▶ **YOUR INSTRUCTIONS**
Report each line of the data that has "Class" somewhere in it.

▶ **Extracted data entries**
——————

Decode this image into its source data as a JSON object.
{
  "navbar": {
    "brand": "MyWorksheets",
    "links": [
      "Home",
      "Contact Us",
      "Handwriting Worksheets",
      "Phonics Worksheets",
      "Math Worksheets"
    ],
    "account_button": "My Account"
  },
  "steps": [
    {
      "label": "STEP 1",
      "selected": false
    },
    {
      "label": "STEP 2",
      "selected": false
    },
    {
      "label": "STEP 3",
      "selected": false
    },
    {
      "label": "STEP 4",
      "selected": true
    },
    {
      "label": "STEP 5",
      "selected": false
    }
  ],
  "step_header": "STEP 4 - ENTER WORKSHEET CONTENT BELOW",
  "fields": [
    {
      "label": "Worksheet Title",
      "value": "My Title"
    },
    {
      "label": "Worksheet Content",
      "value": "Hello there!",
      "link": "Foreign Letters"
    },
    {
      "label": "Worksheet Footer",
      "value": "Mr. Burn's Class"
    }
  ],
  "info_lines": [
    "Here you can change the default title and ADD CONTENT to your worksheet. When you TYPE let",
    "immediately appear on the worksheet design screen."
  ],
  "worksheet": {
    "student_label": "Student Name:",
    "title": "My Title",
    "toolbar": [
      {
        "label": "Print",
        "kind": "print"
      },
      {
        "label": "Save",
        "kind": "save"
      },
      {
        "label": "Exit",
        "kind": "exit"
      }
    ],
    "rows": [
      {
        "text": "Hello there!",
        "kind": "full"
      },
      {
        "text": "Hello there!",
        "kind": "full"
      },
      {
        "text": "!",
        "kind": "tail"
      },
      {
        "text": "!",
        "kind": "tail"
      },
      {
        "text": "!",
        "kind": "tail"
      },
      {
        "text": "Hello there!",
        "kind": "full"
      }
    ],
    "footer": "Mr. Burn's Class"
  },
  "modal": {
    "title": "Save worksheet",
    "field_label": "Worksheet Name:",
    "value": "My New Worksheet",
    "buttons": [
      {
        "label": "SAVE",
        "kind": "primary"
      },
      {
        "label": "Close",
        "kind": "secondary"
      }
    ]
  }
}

——————

▶ **RESULT FOR THIS TASK**
      "value": "Mr. Burn's Class"
    "footer": "Mr. Burn's Class"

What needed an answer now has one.